— Start Data entries —
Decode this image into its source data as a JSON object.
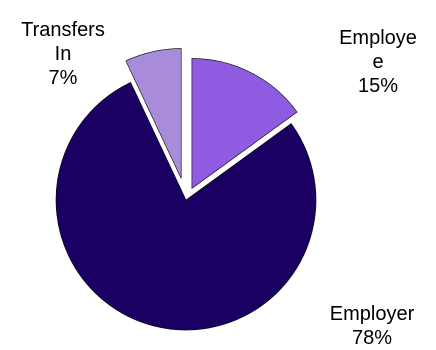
{
  "chart_data": {
    "type": "pie",
    "exploded": true,
    "start_angle_deg": 0,
    "direction": "clockwise",
    "legend": "none",
    "slices": [
      {
        "name": "Employee",
        "value": 15,
        "label_lines": [
          "Employe",
          "e"
        ],
        "value_label": "15%",
        "color": "#8F5BE0"
      },
      {
        "name": "Employer",
        "value": 78,
        "label_lines": [
          "Employer"
        ],
        "value_label": "78%",
        "color": "#1A0063"
      },
      {
        "name": "Transfers In",
        "value": 7,
        "label_lines": [
          "Transfers",
          "In"
        ],
        "value_label": "7%",
        "color": "#A88CDA"
      }
    ]
  }
}
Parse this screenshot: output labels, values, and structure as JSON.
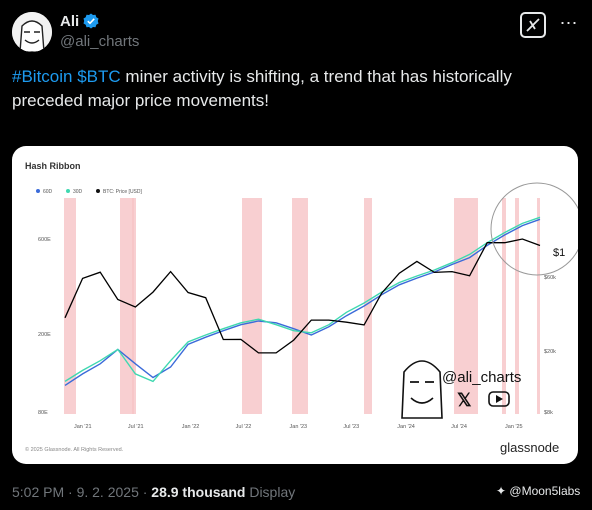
— End Data entries —
# Problem description
Reproduce the listing above exactly, excluding all pictures.

# Answer to the task
Decode this image into its source data as a JSON object.
{
  "chart_data": {
    "type": "pie",
    "exploded": true,
    "start_angle_deg": 0,
    "direction": "clockwise",
    "legend": "none",
    "slices": [
      {
        "name": "Employee",
        "value": 15,
        "label_lines": [
          "Employe",
          "e"
        ],
        "value_label": "15%",
        "color": "#8F5BE0"
      },
      {
        "name": "Employer",
        "value": 78,
        "label_lines": [
          "Employer"
        ],
        "value_label": "78%",
        "color": "#1A0063"
      },
      {
        "name": "Transfers In",
        "value": 7,
        "label_lines": [
          "Transfers",
          "In"
        ],
        "value_label": "7%",
        "color": "#A88CDA"
      }
    ]
  }
}
Parse this screenshot: output labels, values, and structure as JSON.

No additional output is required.